* _AIM OF THE TASK_
Reproduce the following lines word for word.

* _Dataset entries_
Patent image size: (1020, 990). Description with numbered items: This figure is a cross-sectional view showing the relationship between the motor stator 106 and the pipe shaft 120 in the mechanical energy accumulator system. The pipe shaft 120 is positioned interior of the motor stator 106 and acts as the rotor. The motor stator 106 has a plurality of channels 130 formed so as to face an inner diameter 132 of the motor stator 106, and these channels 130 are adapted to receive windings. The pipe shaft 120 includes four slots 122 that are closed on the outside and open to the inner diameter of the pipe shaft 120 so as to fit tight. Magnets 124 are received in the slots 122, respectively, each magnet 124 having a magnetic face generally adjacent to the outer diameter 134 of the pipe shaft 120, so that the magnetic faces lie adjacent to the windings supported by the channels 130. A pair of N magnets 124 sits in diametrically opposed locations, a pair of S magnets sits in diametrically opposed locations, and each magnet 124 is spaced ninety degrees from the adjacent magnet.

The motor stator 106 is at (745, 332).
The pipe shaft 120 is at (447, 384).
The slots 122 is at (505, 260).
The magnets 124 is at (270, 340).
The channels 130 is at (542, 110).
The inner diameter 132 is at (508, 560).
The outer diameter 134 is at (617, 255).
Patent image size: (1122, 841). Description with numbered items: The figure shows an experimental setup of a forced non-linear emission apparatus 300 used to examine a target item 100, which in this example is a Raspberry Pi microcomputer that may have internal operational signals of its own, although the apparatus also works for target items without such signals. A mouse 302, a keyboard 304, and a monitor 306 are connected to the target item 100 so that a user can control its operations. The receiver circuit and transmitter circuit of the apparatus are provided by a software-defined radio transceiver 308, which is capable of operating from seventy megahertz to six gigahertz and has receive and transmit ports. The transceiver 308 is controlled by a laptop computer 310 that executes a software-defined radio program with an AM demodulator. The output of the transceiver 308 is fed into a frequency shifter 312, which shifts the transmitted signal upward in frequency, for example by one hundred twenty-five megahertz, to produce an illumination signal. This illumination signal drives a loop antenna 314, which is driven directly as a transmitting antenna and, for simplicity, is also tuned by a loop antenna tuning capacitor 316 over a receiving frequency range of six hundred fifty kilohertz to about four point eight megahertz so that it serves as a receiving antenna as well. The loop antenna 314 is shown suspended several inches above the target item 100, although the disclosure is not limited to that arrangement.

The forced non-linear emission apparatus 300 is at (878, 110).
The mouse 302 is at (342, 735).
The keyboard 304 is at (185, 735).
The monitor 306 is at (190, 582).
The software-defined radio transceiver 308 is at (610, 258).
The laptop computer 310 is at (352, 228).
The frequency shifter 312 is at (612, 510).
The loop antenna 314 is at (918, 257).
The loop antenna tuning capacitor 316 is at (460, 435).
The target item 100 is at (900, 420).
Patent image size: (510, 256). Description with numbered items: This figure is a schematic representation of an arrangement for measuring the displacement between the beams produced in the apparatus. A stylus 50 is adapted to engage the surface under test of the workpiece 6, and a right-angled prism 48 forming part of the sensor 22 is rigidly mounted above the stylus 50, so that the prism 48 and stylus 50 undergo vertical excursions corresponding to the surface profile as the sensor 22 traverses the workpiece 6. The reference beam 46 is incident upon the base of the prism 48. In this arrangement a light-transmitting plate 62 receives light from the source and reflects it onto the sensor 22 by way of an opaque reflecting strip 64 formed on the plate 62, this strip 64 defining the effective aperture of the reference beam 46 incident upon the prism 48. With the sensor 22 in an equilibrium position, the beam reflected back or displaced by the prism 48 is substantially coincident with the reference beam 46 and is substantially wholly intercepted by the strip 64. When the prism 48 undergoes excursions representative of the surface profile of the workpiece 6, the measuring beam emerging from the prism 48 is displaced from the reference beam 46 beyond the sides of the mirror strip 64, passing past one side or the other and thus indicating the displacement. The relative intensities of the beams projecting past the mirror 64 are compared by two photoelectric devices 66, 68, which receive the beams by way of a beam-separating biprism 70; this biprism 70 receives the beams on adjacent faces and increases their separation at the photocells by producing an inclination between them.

* _RESPONSE_
Patent image size: (1020, 990). Description with numbered items: This figure is a cross-sectional view showing the relationship between the motor stator 106 and the pipe shaft 120 in the mechanical energy accumulator system. The pipe shaft 120 is positioned interior of the motor stator 106 and acts as the rotor. The motor stator 106 has a plurality of channels 130 formed so as to face an inner diameter 132 of the motor stator 106, and these channels 130 are adapted to receive windings. The pipe shaft 120 includes four slots 122 that are closed on the outside and open to the inner diameter of the pipe shaft 120 so as to fit tight. Magnets 124 are received in the slots 122, respectively, each magnet 124 having a magnetic face generally adjacent to the outer diameter 134 of the pipe shaft 120, so that the magnetic faces lie adjacent to the windings supported by the channels 130. A pair of N magnets 124 sits in diametrically opposed locations, a pair of S magnets sits in diametrically opposed locations, and each magnet 124 is spaced ninety degrees from the adjacent magnet.

The motor stator 106 is at (745, 332).
The pipe shaft 120 is at (447, 384).
The slots 122 is at (505, 260).
The magnets 124 is at (270, 340).
The channels 130 is at (542, 110).
The inner diameter 132 is at (508, 560).
The outer diameter 134 is at (617, 255).
Patent image size: (1122, 841). Description with numbered items: The figure shows an experimental setup of a forced non-linear emission apparatus 300 used to examine a target item 100, which in this example is a Raspberry Pi microcomputer that may have internal operational signals of its own, although the apparatus also works for target items without such signals. A mouse 302, a keyboard 304, and a monitor 306 are connected to the target item 100 so that a user can control its operations. The receiver circuit and transmitter circuit of the apparatus are provided by a software-defined radio transceiver 308, which is capable of operating from seventy megahertz to six gigahertz and has receive and transmit ports. The transceiver 308 is controlled by a laptop computer 310 that executes a software-defined radio program with an AM demodulator. The output of the transceiver 308 is fed into a frequency shifter 312, which shifts the transmitted signal upward in frequency, for example by one hundred twenty-five megahertz, to produce an illumination signal. This illumination signal drives a loop antenna 314, which is driven directly as a transmitting antenna and, for simplicity, is also tuned by a loop antenna tuning capacitor 316 over a receiving frequency range of six hundred fifty kilohertz to about four point eight megahertz so that it serves as a receiving antenna as well. The loop antenna 314 is shown suspended several inches above the target item 100, although the disclosure is not limited to that arrangement.

The forced non-linear emission apparatus 300 is at (878, 110).
The mouse 302 is at (342, 735).
The keyboard 304 is at (185, 735).
The monitor 306 is at (190, 582).
The software-defined radio transceiver 308 is at (610, 258).
The laptop computer 310 is at (352, 228).
The frequency shifter 312 is at (612, 510).
The loop antenna 314 is at (918, 257).
The loop antenna tuning capacitor 316 is at (460, 435).
The target item 100 is at (900, 420).
Patent image size: (510, 256). Description with numbered items: This figure is a schematic representation of an arrangement for measuring the displacement between the beams produced in the apparatus. A stylus 50 is adapted to engage the surface under test of the workpiece 6, and a right-angled prism 48 forming part of the sensor 22 is rigidly mounted above the stylus 50, so that the prism 48 and stylus 50 undergo vertical excursions corresponding to the surface profile as the sensor 22 traverses the workpiece 6. The reference beam 46 is incident upon the base of the prism 48. In this arrangement a light-transmitting plate 62 receives light from the source and reflects it onto the sensor 22 by way of an opaque reflecting strip 64 formed on the plate 62, this strip 64 defining the effective aperture of the reference beam 46 incident upon the prism 48. With the sensor 22 in an equilibrium position, the beam reflected back or displaced by the prism 48 is substantially coincident with the reference beam 46 and is substantially wholly intercepted by the strip 64. When the prism 48 undergoes excursions representative of the surface profile of the workpiece 6, the measuring beam emerging from the prism 48 is displaced from the reference beam 46 beyond the sides of the mirror strip 64, passing past one side or the other and thus indicating the displacement. The relative intensities of the beams projecting past the mirror 64 are compared by two photoelectric devices 66, 68, which receive the beams by way of a beam-separating biprism 70; this biprism 70 receives the beams on adjacent faces and increases their separation at the photocells by producing an inclination between them.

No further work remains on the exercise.